(Coordinate annotation records)
────────────────────
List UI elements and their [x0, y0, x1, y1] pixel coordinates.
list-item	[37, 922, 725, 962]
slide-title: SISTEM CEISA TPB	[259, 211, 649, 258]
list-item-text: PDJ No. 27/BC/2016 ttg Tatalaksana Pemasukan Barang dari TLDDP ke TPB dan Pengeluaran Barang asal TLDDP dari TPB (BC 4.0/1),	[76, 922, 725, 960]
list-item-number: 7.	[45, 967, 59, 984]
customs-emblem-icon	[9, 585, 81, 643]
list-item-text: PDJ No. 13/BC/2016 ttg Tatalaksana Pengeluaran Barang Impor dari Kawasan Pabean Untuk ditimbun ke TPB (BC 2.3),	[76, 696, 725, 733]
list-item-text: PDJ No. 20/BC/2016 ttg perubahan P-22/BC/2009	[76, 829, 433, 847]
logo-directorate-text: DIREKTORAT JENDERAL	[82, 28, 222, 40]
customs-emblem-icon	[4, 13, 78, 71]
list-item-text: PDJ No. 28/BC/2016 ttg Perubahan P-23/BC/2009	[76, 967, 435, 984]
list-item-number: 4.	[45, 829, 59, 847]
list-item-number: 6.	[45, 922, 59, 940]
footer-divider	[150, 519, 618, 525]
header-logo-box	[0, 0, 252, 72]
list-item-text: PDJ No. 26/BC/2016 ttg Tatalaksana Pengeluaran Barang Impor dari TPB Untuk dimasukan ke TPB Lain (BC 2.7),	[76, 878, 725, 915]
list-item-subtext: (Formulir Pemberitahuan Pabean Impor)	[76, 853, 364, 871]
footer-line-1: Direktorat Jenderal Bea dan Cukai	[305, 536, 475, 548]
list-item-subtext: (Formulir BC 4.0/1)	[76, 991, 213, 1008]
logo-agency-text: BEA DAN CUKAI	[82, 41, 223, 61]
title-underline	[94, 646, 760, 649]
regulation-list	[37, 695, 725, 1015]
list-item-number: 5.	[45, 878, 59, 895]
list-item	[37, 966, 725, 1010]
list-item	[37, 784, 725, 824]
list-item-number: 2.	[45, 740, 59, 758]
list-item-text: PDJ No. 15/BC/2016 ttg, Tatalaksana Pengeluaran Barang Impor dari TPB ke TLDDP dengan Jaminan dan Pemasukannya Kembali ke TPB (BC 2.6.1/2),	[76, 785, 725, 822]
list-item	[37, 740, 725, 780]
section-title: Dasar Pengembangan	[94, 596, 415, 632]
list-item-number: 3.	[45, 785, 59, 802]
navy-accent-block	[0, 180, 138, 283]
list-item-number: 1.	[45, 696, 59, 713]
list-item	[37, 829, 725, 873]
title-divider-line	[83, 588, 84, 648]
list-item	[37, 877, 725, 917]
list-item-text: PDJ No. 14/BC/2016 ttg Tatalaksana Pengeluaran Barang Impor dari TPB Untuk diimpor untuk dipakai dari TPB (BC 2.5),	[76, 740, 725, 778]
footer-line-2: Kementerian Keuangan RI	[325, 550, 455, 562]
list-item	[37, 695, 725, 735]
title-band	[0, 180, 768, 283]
────────────────────
AIM OF THE TASK ->
Write out the lines above word for word.

TASK RESPONSE ->
List UI elements and their [x0, y0, x1, y1] pixel coordinates.
list-item	[37, 922, 725, 962]
slide-title: SISTEM CEISA TPB	[259, 211, 649, 258]
list-item-text: PDJ No. 27/BC/2016 ttg Tatalaksana Pemasukan Barang dari TLDDP ke TPB dan Pengeluaran Barang asal TLDDP dari TPB (BC 4.0/1),	[76, 922, 725, 960]
list-item-number: 7.	[45, 967, 59, 984]
customs-emblem-icon	[9, 585, 81, 643]
list-item-text: PDJ No. 13/BC/2016 ttg Tatalaksana Pengeluaran Barang Impor dari Kawasan Pabean Untuk ditimbun ke TPB (BC 2.3),	[76, 696, 725, 733]
list-item-text: PDJ No. 20/BC/2016 ttg perubahan P-22/BC/2009	[76, 829, 433, 847]
logo-directorate-text: DIREKTORAT JENDERAL	[82, 28, 222, 40]
customs-emblem-icon	[4, 13, 78, 71]
list-item-text: PDJ No. 28/BC/2016 ttg Perubahan P-23/BC/2009	[76, 967, 435, 984]
list-item-number: 4.	[45, 829, 59, 847]
list-item-number: 6.	[45, 922, 59, 940]
footer-divider	[150, 519, 618, 525]
header-logo-box	[0, 0, 252, 72]
list-item-text: PDJ No. 26/BC/2016 ttg Tatalaksana Pengeluaran Barang Impor dari TPB Untuk dimasukan ke TPB Lain (BC 2.7),	[76, 878, 725, 915]
list-item-subtext: (Formulir Pemberitahuan Pabean Impor)	[76, 853, 364, 871]
footer-line-1: Direktorat Jenderal Bea dan Cukai	[305, 536, 475, 548]
list-item-subtext: (Formulir BC 4.0/1)	[76, 991, 213, 1008]
logo-agency-text: BEA DAN CUKAI	[82, 41, 223, 61]
title-underline	[94, 646, 760, 649]
regulation-list	[37, 695, 725, 1015]
list-item-number: 5.	[45, 878, 59, 895]
list-item	[37, 966, 725, 1010]
list-item	[37, 784, 725, 824]
list-item-number: 2.	[45, 740, 59, 758]
list-item-text: PDJ No. 15/BC/2016 ttg, Tatalaksana Pengeluaran Barang Impor dari TPB ke TLDDP dengan Jaminan dan Pemasukannya Kembali ke TPB (BC 2.6.1/2),	[76, 785, 725, 822]
list-item	[37, 740, 725, 780]
section-title: Dasar Pengembangan	[94, 596, 415, 632]
list-item-number: 3.	[45, 785, 59, 802]
navy-accent-block	[0, 180, 138, 283]
list-item-number: 1.	[45, 696, 59, 713]
list-item	[37, 829, 725, 873]
title-divider-line	[83, 588, 84, 648]
list-item	[37, 877, 725, 917]
list-item-text: PDJ No. 14/BC/2016 ttg Tatalaksana Pengeluaran Barang Impor dari TPB Untuk diimpor untuk dipakai dari TPB (BC 2.5),	[76, 740, 725, 778]
footer-line-2: Kementerian Keuangan RI	[325, 550, 455, 562]
list-item	[37, 695, 725, 735]
title-band	[0, 180, 768, 283]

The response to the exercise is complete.